━━━━━ DOKUMEN SUMBER

Menuju konten utama

Amnesty: Jangan Lupa, Negara Belum Tuntaskan Tragedi Mei 1998

Hingga saat ini, Negara belum menuntaskan kasus Mei 1998 termasuk pada kasus kekerasan seksual yang sebagian besar terjadi pada perempuan Tionghoa.

Amnesty: Jangan Lupa, Negara Belum Tuntaskan Tragedi Mei 1998
FOTO ARSIP: Seorang pemuda melempar kainnya ke mobil yang terbakar di jalan Otista, Jakarta Timur, ketika massa tertahan di sekitar Jakarta, Kamis (14/5/1998). Kerusuhan massa telah terjadi setelah empat mahasiswa Universitas Trisakti ditembak mati oleh polisi anti huru hara sementara para mahasiswa mengadakan demonstrasi massa menyerukan agar Soeharto mengundurkan diri. FOTO ARSIP ANTARA FOTO/Zarqoni Maksum/asf/hp.

tirto.id - Direktur Eksekutif Amnesty Internasional Indonesia, Usman Hamid, mengatakan bahwa kasus tragedi kerusuhan yang terjadi pada Mei 1998 tak boleh dilupakan begitu saja oleh publik. Pasalnya, rangkaian kasus tersebut hingga saat ini belum dituntaskan oleh negara.

“Kerusuhan, penjarahan, dan kekerasan seksual adalah memori sejarah yang melekat tentang Tragedi Mei 1998. Sayangnya hingga hari ini, belum ada upaya konkret dari negara untuk menuntaskannya," kata Usman lewat keterangan tertulisnya pada Senin (15/5/2023).

Kata Usman, hasil temuan Tim Gabungan Pencari Fakta (TGPF) kala itu menunjukkan bahwa peristiwa ini terjadi secara sistematis dan terencana, dan negara juga sudah mengakuinya sebagai pelanggaran HAM yang berat.

Namun, menurut Usman, pengakuan itu tidak cukup. Ia menyebut harus ada upaya nyata untuk mengusut tuntas tragedi ini.

Pasalnya, lanjut Usman, kasus yang terjadi 25 tahun lalu itu menimbulkan dampak serius terhadap korban dan warga masyarakat secara luas dengan memakan korban lebih dari seribu jiwa.

"Ditambah dengan kekerasan seksual yang sebagian besar ditujukan terhadap perempuan Tionghoa selama kerusuhan Mei 1998 tidak hanya melanggar hak-hak mereka untuk kebebasan dan integritas fisik, tetapi juga merusak martabat mereka secara emosional dan psikologis," katanya.

━━━━━━━━━━

TUGAS DIKERJAKAN:
**A)** Tolong ulangi persis bagian artikel tentang Tragedi Mei 1998, mulai dari "Menuju konten utama" dan terus hingga "pada perempuan Tionghoa.".
**B)** Apa jabatan Usman Hamid menurut artikel tentang Tragedi Mei 1998?

━━━━━ DATA TERSEDIA

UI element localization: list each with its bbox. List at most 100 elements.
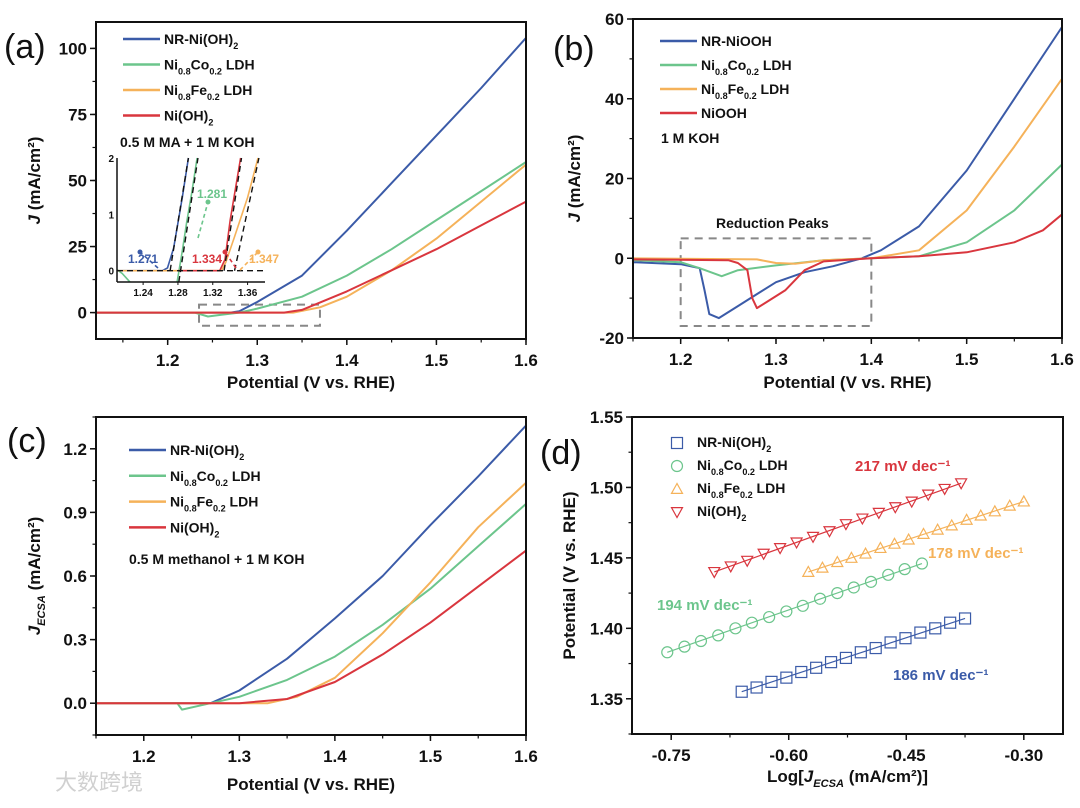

━━━━━━━━━━

SEBAGAI JAWABAN:
**A)**
Menuju konten utama

Amnesty: Jangan Lupa, Negara Belum Tuntaskan Tragedi Mei 1998

Hingga saat ini, Negara belum menuntaskan kasus Mei 1998 termasuk pada kasus kekerasan seksual yang sebagian besar terjadi pada perempuan Tionghoa.

**B)** Direktur Eksekutif Amnesty Internasional Indonesia.